*EXERCISE INSTRUCTIONS*:
Across the entries below, how many lines contain the string "JSON"? Give only the count.

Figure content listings
— Begin —
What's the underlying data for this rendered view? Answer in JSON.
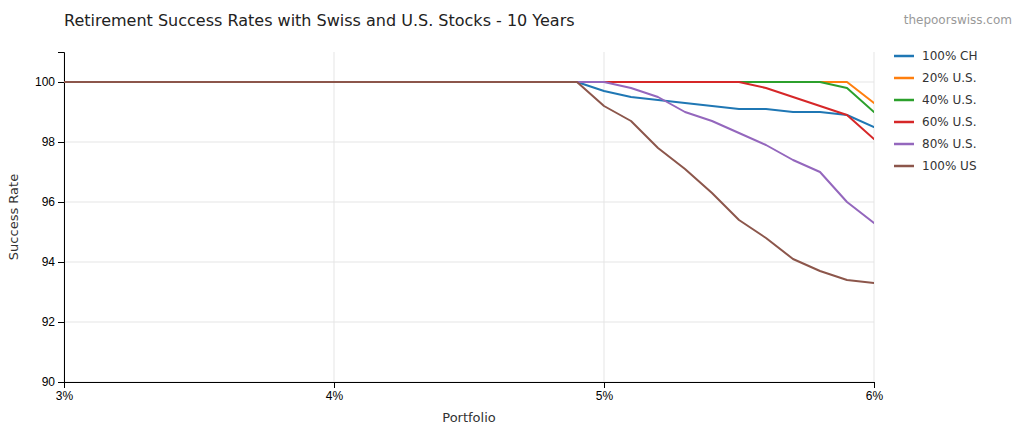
{
  "chart_data": {
    "type": "line",
    "title": "Retirement Success Rates with Swiss and U.S. Stocks - 10 Years",
    "x_label": "Portfolio",
    "y_label": "Success Rate",
    "annotations": [
      "thepoorswiss.com"
    ],
    "x": [
      3.0,
      3.5,
      4.0,
      4.1,
      4.2,
      4.3,
      4.4,
      4.5,
      4.6,
      4.7,
      4.8,
      4.9,
      5.0,
      5.1,
      5.2,
      5.3,
      5.4,
      5.5,
      5.6,
      5.7,
      5.8,
      5.9,
      6.0
    ],
    "series": [
      {
        "name": "100% CH",
        "values": [
          100,
          100,
          100,
          100,
          100,
          100,
          100,
          100,
          100,
          100,
          100,
          100,
          99.7,
          99.5,
          99.4,
          99.3,
          99.2,
          99.1,
          99.1,
          99.0,
          99.0,
          98.9,
          98.5
        ]
      },
      {
        "name": "20% U.S.",
        "values": [
          100,
          100,
          100,
          100,
          100,
          100,
          100,
          100,
          100,
          100,
          100,
          100,
          100,
          100,
          100,
          100,
          100,
          100,
          100,
          100,
          100,
          100,
          99.3
        ]
      },
      {
        "name": "40% U.S.",
        "values": [
          100,
          100,
          100,
          100,
          100,
          100,
          100,
          100,
          100,
          100,
          100,
          100,
          100,
          100,
          100,
          100,
          100,
          100,
          100,
          100,
          100,
          99.8,
          99.0
        ]
      },
      {
        "name": "60% U.S.",
        "values": [
          100,
          100,
          100,
          100,
          100,
          100,
          100,
          100,
          100,
          100,
          100,
          100,
          100,
          100,
          100,
          100,
          100,
          100,
          99.8,
          99.5,
          99.2,
          98.9,
          98.1
        ]
      },
      {
        "name": "80% U.S.",
        "values": [
          100,
          100,
          100,
          100,
          100,
          100,
          100,
          100,
          100,
          100,
          100,
          100,
          100,
          99.8,
          99.5,
          99.0,
          98.7,
          98.3,
          97.9,
          97.4,
          97.0,
          96.0,
          95.3
        ]
      },
      {
        "name": "100% US",
        "values": [
          100,
          100,
          100,
          100,
          100,
          100,
          100,
          100,
          100,
          100,
          100,
          100,
          99.2,
          98.7,
          97.8,
          97.1,
          96.3,
          95.4,
          94.8,
          94.1,
          93.7,
          93.4,
          93.3
        ]
      }
    ],
    "xlim": [
      3,
      6
    ],
    "ylim": [
      90,
      101
    ],
    "xticks": [
      {
        "value": 3,
        "label": "3%"
      },
      {
        "value": 4,
        "label": "4%"
      },
      {
        "value": 5,
        "label": "5%"
      },
      {
        "value": 6,
        "label": "6%"
      }
    ],
    "yticks": [
      90,
      92,
      94,
      96,
      98,
      100
    ],
    "grid": true,
    "legend": "right"
  }
}
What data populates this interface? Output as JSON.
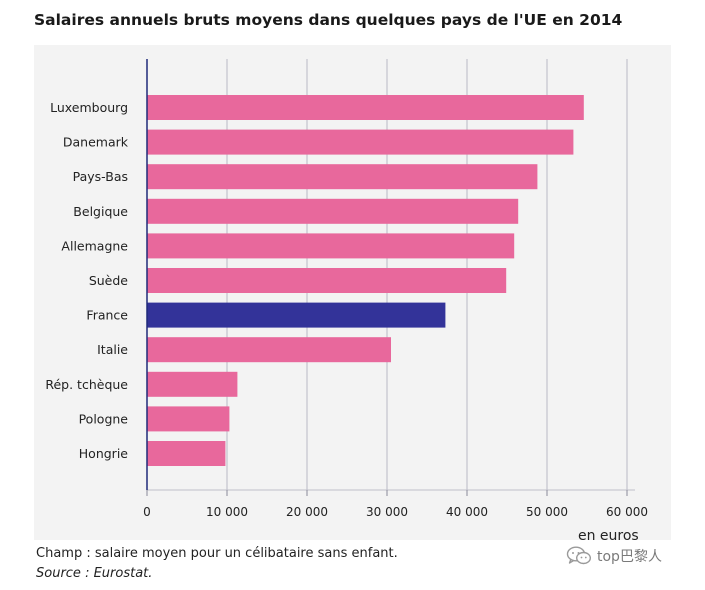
— End —
*TASK RESPONSE*:
2